Figure collection entries:

● ● ●

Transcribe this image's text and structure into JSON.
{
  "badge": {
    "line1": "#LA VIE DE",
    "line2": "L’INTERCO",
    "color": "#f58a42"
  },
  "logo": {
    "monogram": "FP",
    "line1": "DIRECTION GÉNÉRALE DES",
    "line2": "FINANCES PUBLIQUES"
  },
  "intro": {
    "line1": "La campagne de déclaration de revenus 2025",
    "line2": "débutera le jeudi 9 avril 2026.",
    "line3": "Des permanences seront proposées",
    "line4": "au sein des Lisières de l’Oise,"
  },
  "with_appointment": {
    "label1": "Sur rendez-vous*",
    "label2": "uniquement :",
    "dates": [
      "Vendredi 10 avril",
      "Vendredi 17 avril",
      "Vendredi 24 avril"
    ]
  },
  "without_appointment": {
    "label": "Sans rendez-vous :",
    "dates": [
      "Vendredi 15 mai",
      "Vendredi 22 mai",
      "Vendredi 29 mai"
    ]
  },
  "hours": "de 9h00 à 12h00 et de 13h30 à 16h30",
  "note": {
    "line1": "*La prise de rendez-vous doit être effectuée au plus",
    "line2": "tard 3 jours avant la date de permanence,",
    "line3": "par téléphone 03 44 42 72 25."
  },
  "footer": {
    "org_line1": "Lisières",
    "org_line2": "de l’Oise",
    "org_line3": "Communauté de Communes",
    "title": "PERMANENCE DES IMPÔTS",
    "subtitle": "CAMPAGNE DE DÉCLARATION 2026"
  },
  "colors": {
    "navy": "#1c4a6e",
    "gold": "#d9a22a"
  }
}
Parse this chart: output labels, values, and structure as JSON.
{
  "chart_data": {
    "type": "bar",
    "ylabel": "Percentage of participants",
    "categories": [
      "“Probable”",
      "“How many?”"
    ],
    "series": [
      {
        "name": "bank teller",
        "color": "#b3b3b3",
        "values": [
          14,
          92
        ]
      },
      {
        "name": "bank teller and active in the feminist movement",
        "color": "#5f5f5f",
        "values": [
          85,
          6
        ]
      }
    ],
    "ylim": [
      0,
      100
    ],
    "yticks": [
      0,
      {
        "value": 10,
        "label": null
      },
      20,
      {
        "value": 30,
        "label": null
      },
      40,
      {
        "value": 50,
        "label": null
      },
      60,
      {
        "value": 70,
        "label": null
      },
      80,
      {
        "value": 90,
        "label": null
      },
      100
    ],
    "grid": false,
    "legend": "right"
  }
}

● ● ●

EXERCISE TASK | Reproduce only the lines running from the one with "Parse this chart: output" through the final line of the listing above, both ends included.

EXERCISE RESPONSE |
Parse this chart: output labels, values, and structure as JSON.
{
  "chart_data": {
    "type": "bar",
    "ylabel": "Percentage of participants",
    "categories": [
      "“Probable”",
      "“How many?”"
    ],
    "series": [
      {
        "name": "bank teller",
        "color": "#b3b3b3",
        "values": [
          14,
          92
        ]
      },
      {
        "name": "bank teller and active in the feminist movement",
        "color": "#5f5f5f",
        "values": [
          85,
          6
        ]
      }
    ],
    "ylim": [
      0,
      100
    ],
    "yticks": [
      0,
      {
        "value": 10,
        "label": null
      },
      20,
      {
        "value": 30,
        "label": null
      },
      40,
      {
        "value": 50,
        "label": null
      },
      60,
      {
        "value": 70,
        "label": null
      },
      80,
      {
        "value": 90,
        "label": null
      },
      100
    ],
    "grid": false,
    "legend": "right"
  }
}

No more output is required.